─── Supplied material

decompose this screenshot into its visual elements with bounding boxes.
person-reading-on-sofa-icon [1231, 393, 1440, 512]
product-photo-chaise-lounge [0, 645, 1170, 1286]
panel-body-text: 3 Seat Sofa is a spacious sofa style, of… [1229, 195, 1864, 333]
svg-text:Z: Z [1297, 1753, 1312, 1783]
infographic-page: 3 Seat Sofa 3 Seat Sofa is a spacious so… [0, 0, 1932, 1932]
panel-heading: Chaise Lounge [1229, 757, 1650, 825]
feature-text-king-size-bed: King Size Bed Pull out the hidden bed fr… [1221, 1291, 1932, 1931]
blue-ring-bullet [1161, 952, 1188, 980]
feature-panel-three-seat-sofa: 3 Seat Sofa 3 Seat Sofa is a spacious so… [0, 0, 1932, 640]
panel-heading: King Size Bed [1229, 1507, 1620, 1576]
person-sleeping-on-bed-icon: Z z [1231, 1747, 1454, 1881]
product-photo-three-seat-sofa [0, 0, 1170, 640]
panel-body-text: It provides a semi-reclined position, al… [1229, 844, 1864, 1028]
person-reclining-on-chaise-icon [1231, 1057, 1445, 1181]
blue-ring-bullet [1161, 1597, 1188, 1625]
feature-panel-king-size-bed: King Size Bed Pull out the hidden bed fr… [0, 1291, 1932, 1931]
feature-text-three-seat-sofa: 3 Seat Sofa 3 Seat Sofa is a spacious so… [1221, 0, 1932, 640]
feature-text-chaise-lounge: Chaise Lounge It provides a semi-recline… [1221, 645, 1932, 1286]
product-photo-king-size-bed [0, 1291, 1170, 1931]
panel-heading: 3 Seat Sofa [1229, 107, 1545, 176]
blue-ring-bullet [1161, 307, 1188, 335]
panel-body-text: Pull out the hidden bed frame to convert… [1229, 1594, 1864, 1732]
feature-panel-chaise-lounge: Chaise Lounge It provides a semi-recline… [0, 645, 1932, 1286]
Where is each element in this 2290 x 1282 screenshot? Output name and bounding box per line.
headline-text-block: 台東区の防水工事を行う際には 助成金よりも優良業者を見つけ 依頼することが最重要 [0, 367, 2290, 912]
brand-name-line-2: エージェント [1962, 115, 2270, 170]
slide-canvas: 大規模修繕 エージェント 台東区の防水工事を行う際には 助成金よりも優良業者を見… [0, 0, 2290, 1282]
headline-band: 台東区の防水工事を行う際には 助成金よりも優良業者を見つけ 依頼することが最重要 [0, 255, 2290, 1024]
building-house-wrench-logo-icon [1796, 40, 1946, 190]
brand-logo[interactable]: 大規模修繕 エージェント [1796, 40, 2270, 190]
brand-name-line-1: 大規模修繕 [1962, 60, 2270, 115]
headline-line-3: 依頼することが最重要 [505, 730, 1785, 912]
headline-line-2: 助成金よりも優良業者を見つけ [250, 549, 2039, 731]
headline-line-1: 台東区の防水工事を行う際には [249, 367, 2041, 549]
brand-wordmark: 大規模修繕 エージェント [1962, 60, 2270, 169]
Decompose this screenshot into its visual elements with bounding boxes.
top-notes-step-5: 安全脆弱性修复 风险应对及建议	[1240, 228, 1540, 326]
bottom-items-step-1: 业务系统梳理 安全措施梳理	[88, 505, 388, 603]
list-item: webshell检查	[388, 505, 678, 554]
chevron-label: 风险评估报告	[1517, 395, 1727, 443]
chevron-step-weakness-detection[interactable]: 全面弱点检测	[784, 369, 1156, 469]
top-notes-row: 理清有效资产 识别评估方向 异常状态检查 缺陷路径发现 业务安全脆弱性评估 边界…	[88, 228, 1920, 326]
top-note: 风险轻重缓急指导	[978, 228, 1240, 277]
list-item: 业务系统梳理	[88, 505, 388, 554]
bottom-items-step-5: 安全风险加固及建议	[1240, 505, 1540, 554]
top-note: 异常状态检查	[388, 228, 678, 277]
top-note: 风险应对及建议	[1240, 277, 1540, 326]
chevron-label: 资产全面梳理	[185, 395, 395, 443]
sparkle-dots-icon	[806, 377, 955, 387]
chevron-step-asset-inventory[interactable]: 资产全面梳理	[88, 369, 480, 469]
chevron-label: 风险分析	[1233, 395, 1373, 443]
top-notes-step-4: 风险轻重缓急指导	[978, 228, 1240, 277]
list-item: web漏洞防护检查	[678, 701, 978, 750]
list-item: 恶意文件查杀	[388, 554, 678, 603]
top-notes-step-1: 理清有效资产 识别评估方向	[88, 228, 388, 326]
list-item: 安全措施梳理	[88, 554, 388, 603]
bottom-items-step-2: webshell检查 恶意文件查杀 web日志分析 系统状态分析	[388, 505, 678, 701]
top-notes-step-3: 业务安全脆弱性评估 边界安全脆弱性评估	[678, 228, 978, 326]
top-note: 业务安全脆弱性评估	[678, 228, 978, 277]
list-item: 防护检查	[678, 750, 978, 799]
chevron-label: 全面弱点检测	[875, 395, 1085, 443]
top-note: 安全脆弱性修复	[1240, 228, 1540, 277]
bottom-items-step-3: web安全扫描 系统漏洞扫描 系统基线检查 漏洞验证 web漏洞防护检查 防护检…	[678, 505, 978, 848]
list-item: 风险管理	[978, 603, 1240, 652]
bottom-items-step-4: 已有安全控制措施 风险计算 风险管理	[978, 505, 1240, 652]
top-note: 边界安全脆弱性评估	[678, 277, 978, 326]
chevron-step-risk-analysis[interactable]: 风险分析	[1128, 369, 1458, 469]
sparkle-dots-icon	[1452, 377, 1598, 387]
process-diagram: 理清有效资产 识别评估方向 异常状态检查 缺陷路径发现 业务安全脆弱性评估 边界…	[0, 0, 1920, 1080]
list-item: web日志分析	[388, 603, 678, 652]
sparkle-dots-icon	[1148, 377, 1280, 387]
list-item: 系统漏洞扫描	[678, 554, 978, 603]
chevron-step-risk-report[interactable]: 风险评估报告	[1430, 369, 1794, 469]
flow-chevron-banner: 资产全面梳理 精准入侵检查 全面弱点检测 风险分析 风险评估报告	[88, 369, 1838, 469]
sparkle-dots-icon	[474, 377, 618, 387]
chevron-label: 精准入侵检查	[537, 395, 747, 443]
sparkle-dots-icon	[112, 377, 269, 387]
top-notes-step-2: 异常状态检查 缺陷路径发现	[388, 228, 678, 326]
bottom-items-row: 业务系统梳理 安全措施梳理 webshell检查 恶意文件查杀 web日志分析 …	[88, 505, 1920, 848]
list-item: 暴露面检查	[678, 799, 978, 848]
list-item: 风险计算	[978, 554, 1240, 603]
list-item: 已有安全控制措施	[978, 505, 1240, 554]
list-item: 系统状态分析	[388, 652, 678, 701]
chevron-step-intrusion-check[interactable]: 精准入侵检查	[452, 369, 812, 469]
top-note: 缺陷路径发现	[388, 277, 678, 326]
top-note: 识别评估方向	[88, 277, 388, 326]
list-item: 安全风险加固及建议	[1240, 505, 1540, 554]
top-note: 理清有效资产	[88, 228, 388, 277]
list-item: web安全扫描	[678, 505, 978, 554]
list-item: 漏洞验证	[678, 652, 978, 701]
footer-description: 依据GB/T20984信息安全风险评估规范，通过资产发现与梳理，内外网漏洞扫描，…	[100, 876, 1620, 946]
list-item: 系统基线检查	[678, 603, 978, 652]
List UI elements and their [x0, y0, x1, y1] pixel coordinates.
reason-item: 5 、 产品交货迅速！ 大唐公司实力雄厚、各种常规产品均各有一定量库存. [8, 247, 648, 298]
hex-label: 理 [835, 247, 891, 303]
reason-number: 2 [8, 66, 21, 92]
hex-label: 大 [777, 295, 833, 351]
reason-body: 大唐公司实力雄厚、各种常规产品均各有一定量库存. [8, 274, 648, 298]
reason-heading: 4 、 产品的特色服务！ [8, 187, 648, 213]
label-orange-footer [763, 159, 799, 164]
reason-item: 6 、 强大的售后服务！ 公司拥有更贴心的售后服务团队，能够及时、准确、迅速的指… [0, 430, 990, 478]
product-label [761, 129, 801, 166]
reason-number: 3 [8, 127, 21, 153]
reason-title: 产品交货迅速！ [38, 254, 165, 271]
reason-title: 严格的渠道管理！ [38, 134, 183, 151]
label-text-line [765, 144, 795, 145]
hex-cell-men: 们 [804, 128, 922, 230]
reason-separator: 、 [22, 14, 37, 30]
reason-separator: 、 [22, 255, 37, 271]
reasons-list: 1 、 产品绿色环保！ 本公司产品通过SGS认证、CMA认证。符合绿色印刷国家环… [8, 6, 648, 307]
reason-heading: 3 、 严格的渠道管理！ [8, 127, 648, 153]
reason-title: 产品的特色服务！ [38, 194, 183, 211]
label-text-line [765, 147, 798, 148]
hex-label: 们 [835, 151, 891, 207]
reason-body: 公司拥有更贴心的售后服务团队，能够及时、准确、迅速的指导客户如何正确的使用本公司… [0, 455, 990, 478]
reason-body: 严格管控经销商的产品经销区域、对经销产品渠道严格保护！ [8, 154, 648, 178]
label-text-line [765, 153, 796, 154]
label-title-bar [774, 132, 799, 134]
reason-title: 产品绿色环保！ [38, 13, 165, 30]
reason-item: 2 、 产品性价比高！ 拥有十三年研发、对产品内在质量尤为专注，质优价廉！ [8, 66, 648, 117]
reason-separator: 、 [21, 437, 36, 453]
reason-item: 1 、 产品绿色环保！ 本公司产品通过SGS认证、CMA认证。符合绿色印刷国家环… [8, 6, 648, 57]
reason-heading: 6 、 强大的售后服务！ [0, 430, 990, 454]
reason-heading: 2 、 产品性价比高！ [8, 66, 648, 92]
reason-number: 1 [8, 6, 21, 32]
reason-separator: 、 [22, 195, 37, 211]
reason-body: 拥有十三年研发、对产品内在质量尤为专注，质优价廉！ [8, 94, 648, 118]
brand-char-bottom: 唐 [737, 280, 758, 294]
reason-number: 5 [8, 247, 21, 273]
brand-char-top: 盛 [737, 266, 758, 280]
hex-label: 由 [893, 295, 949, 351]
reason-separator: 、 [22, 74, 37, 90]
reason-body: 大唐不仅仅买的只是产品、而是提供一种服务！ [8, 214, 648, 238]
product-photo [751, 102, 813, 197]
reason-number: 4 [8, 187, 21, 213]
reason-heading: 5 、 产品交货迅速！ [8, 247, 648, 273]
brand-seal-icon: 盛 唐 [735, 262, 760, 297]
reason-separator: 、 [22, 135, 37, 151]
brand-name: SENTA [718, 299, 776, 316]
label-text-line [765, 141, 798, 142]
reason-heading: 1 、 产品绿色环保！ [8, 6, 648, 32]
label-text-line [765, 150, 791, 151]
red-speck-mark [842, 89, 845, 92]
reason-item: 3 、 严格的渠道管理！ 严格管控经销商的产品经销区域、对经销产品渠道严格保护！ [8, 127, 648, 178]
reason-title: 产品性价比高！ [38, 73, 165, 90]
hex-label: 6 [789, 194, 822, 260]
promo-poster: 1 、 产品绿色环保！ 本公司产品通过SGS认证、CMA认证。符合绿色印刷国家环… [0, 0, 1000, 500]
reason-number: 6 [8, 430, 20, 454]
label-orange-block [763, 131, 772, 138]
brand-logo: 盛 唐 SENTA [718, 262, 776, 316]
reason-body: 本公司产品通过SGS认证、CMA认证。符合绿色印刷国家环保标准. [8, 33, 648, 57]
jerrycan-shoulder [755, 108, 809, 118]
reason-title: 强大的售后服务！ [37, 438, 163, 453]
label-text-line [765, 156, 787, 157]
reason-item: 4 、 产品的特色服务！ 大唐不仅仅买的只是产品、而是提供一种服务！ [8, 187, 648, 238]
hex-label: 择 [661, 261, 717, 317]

──────

- _What to work on_: Copy the material verbatim, beginning with its first line and stopping after the line that contains "slide-canvas: 大規模修繕 エージェント", with both of those lines included.

- _Exercise output_:
decompose this screenshot into its visual elements with bounding boxes.
person-reading-on-sofa-icon [1231, 393, 1440, 512]
product-photo-chaise-lounge [0, 645, 1170, 1286]
panel-body-text: 3 Seat Sofa is a spacious sofa style, of… [1229, 195, 1864, 333]
svg-text:Z: Z [1297, 1753, 1312, 1783]
infographic-page: 3 Seat Sofa 3 Seat Sofa is a spacious so… [0, 0, 1932, 1932]
panel-heading: Chaise Lounge [1229, 757, 1650, 825]
feature-text-king-size-bed: King Size Bed Pull out the hidden bed fr… [1221, 1291, 1932, 1931]
blue-ring-bullet [1161, 952, 1188, 980]
feature-panel-three-seat-sofa: 3 Seat Sofa 3 Seat Sofa is a spacious so… [0, 0, 1932, 640]
panel-heading: King Size Bed [1229, 1507, 1620, 1576]
person-sleeping-on-bed-icon: Z z [1231, 1747, 1454, 1881]
product-photo-three-seat-sofa [0, 0, 1170, 640]
panel-body-text: It provides a semi-reclined position, al… [1229, 844, 1864, 1028]
person-reclining-on-chaise-icon [1231, 1057, 1445, 1181]
blue-ring-bullet [1161, 1597, 1188, 1625]
feature-panel-king-size-bed: King Size Bed Pull out the hidden bed fr… [0, 1291, 1932, 1931]
feature-text-three-seat-sofa: 3 Seat Sofa 3 Seat Sofa is a spacious so… [1221, 0, 1932, 640]
feature-text-chaise-lounge: Chaise Lounge It provides a semi-recline… [1221, 645, 1932, 1286]
product-photo-king-size-bed [0, 1291, 1170, 1931]
panel-heading: 3 Seat Sofa [1229, 107, 1545, 176]
blue-ring-bullet [1161, 307, 1188, 335]
panel-body-text: Pull out the hidden bed frame to convert… [1229, 1594, 1864, 1732]
feature-panel-chaise-lounge: Chaise Lounge It provides a semi-recline… [0, 645, 1932, 1286]
Where is each element in this 2290 x 1282 screenshot? Output name and bounding box per line.
headline-text-block: 台東区の防水工事を行う際には 助成金よりも優良業者を見つけ 依頼することが最重要 [0, 367, 2290, 912]
brand-name-line-2: エージェント [1962, 115, 2270, 170]
slide-canvas: 大規模修繕 エージェント 台東区の防水工事を行う際には 助成金よりも優良業者を見… [0, 0, 2290, 1282]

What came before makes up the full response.